───── GIVEN ENTRIES ─────

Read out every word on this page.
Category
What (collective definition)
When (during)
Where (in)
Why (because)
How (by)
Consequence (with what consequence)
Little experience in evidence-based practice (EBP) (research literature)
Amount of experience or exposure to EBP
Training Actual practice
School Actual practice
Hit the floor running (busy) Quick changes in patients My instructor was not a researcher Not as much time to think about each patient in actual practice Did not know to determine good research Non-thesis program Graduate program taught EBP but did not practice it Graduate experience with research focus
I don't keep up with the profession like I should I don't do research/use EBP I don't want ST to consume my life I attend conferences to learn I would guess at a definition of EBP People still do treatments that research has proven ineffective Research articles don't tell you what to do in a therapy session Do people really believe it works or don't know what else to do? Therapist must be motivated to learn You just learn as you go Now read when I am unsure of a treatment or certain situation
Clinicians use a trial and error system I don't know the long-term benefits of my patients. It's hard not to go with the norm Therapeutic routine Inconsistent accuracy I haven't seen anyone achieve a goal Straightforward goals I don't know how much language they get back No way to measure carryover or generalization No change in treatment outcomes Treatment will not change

─────

=== EXERCISE DETAILS ===
Scan the records for the word "experience". Copy each line where it turns up.

=== THE ANSWER ===
Little experience in evidence-based practice (EBP) (research literature)
Amount of experience or exposure to EBP
Hit the floor running (busy) Quick changes in patients My instructor was not a researcher Not as much time to think about each patient in actual practice Did not know to determine good research Non-thesis program Graduate program taught EBP but did not practice it Graduate experience with research focus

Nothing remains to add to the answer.